* _Goal of the exercise_: Return only this: the line with "Output the text content of this document." and all the lines that follow it below, through the final one, exactly as they are.

=== Data rows ===

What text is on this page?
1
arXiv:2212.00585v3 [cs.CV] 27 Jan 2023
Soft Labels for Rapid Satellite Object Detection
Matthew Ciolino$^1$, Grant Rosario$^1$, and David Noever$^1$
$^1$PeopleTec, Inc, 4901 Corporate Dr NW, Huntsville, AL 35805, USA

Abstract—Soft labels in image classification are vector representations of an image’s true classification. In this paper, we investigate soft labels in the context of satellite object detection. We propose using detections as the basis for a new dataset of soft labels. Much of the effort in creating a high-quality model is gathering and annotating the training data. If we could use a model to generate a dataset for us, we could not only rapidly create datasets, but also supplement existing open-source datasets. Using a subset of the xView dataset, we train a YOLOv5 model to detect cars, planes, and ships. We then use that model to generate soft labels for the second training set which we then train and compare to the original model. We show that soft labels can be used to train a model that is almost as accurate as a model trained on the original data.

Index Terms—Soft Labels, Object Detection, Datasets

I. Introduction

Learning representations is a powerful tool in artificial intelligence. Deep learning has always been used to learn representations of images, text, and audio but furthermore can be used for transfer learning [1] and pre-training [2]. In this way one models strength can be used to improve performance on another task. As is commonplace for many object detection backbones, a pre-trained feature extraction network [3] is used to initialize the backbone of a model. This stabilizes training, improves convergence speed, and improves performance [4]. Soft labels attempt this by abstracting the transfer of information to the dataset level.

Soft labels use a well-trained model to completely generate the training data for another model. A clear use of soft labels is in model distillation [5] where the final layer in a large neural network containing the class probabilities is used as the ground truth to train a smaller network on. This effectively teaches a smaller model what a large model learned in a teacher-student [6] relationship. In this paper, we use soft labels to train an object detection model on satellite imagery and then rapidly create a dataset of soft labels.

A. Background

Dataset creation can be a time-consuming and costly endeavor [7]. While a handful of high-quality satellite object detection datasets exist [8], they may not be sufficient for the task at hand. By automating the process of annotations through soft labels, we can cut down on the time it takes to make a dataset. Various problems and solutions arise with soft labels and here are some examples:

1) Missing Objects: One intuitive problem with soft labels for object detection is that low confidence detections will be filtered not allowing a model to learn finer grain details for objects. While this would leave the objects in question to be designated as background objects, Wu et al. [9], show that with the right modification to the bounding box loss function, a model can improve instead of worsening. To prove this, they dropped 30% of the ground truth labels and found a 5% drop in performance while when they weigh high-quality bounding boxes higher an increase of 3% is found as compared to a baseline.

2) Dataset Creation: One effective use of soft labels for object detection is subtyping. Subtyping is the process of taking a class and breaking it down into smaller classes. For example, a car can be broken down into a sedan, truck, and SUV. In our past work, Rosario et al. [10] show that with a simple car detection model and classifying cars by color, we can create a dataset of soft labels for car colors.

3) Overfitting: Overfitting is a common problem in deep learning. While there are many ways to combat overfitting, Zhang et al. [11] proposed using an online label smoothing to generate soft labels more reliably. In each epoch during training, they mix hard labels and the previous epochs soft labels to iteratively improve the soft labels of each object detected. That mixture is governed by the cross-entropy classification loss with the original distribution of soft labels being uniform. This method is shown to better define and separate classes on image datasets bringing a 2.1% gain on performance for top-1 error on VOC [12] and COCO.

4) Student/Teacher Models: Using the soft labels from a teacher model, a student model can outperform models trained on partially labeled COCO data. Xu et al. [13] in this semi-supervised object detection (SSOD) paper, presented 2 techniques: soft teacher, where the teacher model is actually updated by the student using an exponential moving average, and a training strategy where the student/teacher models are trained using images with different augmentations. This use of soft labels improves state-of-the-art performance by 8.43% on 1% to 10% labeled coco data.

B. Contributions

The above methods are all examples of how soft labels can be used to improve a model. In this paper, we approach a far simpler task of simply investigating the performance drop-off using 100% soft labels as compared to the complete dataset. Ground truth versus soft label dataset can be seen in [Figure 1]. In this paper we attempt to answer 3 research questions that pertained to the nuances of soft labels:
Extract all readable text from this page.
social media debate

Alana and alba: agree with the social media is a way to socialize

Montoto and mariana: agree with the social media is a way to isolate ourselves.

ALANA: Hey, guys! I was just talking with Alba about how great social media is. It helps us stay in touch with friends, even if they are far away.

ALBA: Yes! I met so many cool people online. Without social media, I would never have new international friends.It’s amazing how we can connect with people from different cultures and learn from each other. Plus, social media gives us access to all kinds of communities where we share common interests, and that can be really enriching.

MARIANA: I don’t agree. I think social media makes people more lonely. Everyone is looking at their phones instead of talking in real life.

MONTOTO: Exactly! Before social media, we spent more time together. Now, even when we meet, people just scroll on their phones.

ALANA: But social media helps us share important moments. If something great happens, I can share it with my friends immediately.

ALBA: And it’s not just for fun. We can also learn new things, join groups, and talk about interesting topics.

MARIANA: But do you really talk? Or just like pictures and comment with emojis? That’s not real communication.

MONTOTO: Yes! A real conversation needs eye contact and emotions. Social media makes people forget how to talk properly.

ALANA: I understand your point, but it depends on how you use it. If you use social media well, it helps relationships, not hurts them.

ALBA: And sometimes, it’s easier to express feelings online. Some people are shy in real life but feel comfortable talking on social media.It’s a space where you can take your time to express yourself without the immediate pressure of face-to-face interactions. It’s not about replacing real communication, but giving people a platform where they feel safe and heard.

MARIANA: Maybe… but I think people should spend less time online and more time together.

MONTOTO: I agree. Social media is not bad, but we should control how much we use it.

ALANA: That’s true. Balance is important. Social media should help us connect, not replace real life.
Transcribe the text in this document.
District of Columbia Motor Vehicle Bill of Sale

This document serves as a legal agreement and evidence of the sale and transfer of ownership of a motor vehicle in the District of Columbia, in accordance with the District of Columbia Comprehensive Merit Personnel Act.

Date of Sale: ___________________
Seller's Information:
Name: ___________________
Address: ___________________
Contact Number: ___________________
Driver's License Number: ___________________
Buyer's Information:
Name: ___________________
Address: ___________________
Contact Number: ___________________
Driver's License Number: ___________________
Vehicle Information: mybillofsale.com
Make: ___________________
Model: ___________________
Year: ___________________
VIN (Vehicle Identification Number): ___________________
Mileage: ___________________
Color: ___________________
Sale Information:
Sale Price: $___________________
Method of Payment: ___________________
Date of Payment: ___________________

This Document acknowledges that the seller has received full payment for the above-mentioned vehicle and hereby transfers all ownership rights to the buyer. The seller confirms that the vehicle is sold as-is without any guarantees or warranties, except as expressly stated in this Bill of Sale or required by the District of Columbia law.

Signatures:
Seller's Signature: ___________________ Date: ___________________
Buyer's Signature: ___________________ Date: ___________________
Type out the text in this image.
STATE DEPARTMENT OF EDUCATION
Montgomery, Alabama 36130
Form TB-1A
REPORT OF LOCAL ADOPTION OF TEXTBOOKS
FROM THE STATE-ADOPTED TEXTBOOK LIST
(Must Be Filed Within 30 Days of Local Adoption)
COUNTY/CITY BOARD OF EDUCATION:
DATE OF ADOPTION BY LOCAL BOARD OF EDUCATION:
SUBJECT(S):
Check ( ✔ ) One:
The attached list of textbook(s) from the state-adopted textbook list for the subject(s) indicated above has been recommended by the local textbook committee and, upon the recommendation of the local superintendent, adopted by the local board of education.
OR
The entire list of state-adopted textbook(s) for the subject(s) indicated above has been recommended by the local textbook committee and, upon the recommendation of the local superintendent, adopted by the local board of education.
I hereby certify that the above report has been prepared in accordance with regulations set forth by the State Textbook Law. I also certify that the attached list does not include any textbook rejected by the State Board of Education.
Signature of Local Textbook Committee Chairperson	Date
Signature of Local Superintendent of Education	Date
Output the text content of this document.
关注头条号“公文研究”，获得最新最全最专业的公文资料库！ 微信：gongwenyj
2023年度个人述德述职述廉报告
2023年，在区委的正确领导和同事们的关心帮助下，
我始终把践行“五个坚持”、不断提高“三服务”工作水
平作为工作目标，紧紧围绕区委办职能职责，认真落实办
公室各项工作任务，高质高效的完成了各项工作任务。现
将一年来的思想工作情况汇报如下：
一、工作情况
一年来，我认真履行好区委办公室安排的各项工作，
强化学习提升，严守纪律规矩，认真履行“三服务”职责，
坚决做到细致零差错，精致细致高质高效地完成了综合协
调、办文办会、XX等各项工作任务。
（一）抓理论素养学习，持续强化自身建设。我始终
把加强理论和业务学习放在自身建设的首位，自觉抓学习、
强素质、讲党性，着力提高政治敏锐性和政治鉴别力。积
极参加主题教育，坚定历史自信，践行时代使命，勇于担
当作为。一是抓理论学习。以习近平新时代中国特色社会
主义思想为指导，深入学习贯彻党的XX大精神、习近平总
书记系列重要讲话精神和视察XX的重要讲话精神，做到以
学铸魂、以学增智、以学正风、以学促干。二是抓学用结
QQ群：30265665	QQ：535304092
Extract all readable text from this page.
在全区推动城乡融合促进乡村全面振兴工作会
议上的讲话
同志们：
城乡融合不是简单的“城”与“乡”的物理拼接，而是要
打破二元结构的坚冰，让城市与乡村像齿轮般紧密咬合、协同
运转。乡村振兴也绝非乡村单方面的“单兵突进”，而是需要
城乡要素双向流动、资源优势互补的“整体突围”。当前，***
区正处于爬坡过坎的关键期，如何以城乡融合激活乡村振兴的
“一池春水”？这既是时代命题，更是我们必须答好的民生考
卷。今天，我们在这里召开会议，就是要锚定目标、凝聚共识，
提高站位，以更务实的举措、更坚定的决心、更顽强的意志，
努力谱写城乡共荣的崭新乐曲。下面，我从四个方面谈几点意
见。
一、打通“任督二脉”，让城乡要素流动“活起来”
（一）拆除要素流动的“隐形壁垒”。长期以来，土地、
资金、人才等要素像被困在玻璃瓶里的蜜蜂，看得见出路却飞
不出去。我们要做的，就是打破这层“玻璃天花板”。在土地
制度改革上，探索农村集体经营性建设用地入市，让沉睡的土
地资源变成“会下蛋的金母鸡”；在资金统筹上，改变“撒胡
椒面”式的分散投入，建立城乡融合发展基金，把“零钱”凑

===

* _Solved exercise_:
Output the text content of this document.
关注头条号“公文研究”，获得最新最全最专业的公文资料库！ 微信：gongwenyj
2023年度个人述德述职述廉报告
2023年，在区委的正确领导和同事们的关心帮助下，
我始终把践行“五个坚持”、不断提高“三服务”工作水
平作为工作目标，紧紧围绕区委办职能职责，认真落实办
公室各项工作任务，高质高效的完成了各项工作任务。现
将一年来的思想工作情况汇报如下：
一、工作情况
一年来，我认真履行好区委办公室安排的各项工作，
强化学习提升，严守纪律规矩，认真履行“三服务”职责，
坚决做到细致零差错，精致细致高质高效地完成了综合协
调、办文办会、XX等各项工作任务。
（一）抓理论素养学习，持续强化自身建设。我始终
把加强理论和业务学习放在自身建设的首位，自觉抓学习、
强素质、讲党性，着力提高政治敏锐性和政治鉴别力。积
极参加主题教育，坚定历史自信，践行时代使命，勇于担
当作为。一是抓理论学习。以习近平新时代中国特色社会
主义思想为指导，深入学习贯彻党的XX大精神、习近平总
书记系列重要讲话精神和视察XX的重要讲话精神，做到以
学铸魂、以学增智、以学正风、以学促干。二是抓学用结
QQ群：30265665	QQ：535304092
Extract all readable text from this page.
在全区推动城乡融合促进乡村全面振兴工作会
议上的讲话
同志们：
城乡融合不是简单的“城”与“乡”的物理拼接，而是要
打破二元结构的坚冰，让城市与乡村像齿轮般紧密咬合、协同
运转。乡村振兴也绝非乡村单方面的“单兵突进”，而是需要
城乡要素双向流动、资源优势互补的“整体突围”。当前，***
区正处于爬坡过坎的关键期，如何以城乡融合激活乡村振兴的
“一池春水”？这既是时代命题，更是我们必须答好的民生考
卷。今天，我们在这里召开会议，就是要锚定目标、凝聚共识，
提高站位，以更务实的举措、更坚定的决心、更顽强的意志，
努力谱写城乡共荣的崭新乐曲。下面，我从四个方面谈几点意
见。
一、打通“任督二脉”，让城乡要素流动“活起来”
（一）拆除要素流动的“隐形壁垒”。长期以来，土地、
资金、人才等要素像被困在玻璃瓶里的蜜蜂，看得见出路却飞
不出去。我们要做的，就是打破这层“玻璃天花板”。在土地
制度改革上，探索农村集体经营性建设用地入市，让沉睡的土
地资源变成“会下蛋的金母鸡”；在资金统筹上，改变“撒胡
椒面”式的分散投入，建立城乡融合发展基金，把“零钱”凑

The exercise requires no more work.